Work instructions:
Transcribe every entry exactly; the images stay out.

(Figure collection entries)
- Opening Delimiter -

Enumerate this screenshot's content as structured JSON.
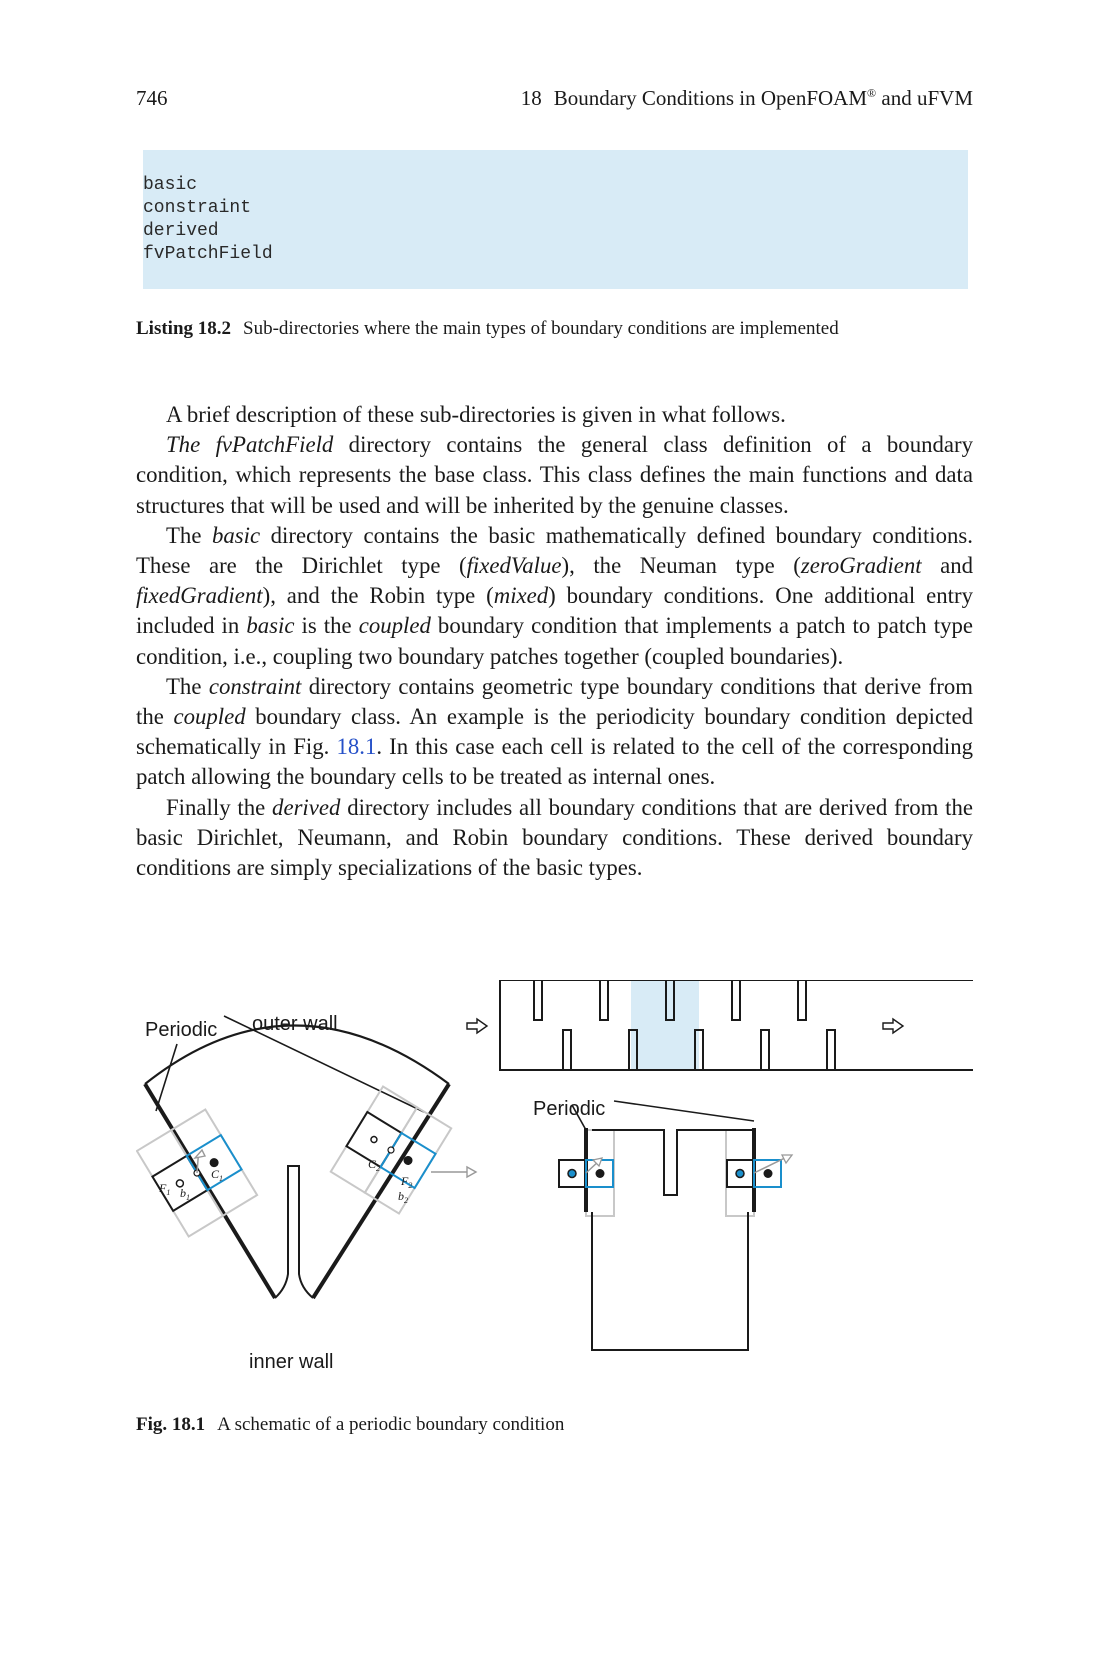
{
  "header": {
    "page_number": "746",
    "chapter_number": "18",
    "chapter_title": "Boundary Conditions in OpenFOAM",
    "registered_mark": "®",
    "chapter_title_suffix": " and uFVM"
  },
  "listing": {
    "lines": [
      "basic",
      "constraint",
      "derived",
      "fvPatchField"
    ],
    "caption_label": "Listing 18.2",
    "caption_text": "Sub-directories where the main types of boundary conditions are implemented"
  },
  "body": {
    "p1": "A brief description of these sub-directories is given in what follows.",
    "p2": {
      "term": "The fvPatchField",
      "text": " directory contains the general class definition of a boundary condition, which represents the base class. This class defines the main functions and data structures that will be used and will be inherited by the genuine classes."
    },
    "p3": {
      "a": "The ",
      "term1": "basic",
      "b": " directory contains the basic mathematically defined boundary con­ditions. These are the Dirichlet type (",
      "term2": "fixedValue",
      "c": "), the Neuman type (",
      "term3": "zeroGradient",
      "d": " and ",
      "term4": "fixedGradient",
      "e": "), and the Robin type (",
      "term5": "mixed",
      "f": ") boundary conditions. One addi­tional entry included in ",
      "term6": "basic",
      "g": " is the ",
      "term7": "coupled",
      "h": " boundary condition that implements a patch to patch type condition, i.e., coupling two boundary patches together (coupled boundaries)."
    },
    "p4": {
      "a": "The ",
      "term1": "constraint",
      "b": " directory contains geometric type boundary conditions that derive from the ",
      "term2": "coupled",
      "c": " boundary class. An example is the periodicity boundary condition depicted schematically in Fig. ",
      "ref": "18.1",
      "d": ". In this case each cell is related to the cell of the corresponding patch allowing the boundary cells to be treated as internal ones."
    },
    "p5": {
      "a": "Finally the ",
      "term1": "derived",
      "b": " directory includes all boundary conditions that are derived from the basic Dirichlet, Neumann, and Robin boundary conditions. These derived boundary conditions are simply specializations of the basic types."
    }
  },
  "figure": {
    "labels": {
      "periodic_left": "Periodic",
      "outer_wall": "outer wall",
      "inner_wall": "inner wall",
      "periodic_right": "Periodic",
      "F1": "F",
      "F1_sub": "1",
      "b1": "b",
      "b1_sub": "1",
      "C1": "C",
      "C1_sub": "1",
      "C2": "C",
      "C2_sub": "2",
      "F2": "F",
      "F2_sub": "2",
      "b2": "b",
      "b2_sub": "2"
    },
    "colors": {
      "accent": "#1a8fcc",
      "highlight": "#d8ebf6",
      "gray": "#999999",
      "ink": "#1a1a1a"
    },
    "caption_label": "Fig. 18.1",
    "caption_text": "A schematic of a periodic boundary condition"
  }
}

- Closing Delimiter -

Solution to the problem:
Enumerate this screenshot's content as structured JSON.
{
  "header": {
    "page_number": "746",
    "chapter_number": "18",
    "chapter_title": "Boundary Conditions in OpenFOAM",
    "registered_mark": "®",
    "chapter_title_suffix": " and uFVM"
  },
  "listing": {
    "lines": [
      "basic",
      "constraint",
      "derived",
      "fvPatchField"
    ],
    "caption_label": "Listing 18.2",
    "caption_text": "Sub-directories where the main types of boundary conditions are implemented"
  },
  "body": {
    "p1": "A brief description of these sub-directories is given in what follows.",
    "p2": {
      "term": "The fvPatchField",
      "text": " directory contains the general class definition of a boundary condition, which represents the base class. This class defines the main functions and data structures that will be used and will be inherited by the genuine classes."
    },
    "p3": {
      "a": "The ",
      "term1": "basic",
      "b": " directory contains the basic mathematically defined boundary con­ditions. These are the Dirichlet type (",
      "term2": "fixedValue",
      "c": "), the Neuman type (",
      "term3": "zeroGradient",
      "d": " and ",
      "term4": "fixedGradient",
      "e": "), and the Robin type (",
      "term5": "mixed",
      "f": ") boundary conditions. One addi­tional entry included in ",
      "term6": "basic",
      "g": " is the ",
      "term7": "coupled",
      "h": " boundary condition that implements a patch to patch type condition, i.e., coupling two boundary patches together (coupled boundaries)."
    },
    "p4": {
      "a": "The ",
      "term1": "constraint",
      "b": " directory contains geometric type boundary conditions that derive from the ",
      "term2": "coupled",
      "c": " boundary class. An example is the periodicity boundary condition depicted schematically in Fig. ",
      "ref": "18.1",
      "d": ". In this case each cell is related to the cell of the corresponding patch allowing the boundary cells to be treated as internal ones."
    },
    "p5": {
      "a": "Finally the ",
      "term1": "derived",
      "b": " directory includes all boundary conditions that are derived from the basic Dirichlet, Neumann, and Robin boundary conditions. These derived boundary conditions are simply specializations of the basic types."
    }
  },
  "figure": {
    "labels": {
      "periodic_left": "Periodic",
      "outer_wall": "outer wall",
      "inner_wall": "inner wall",
      "periodic_right": "Periodic",
      "F1": "F",
      "F1_sub": "1",
      "b1": "b",
      "b1_sub": "1",
      "C1": "C",
      "C1_sub": "1",
      "C2": "C",
      "C2_sub": "2",
      "F2": "F",
      "F2_sub": "2",
      "b2": "b",
      "b2_sub": "2"
    },
    "colors": {
      "accent": "#1a8fcc",
      "highlight": "#d8ebf6",
      "gray": "#999999",
      "ink": "#1a1a1a"
    },
    "caption_label": "Fig. 18.1",
    "caption_text": "A schematic of a periodic boundary condition"
  }
}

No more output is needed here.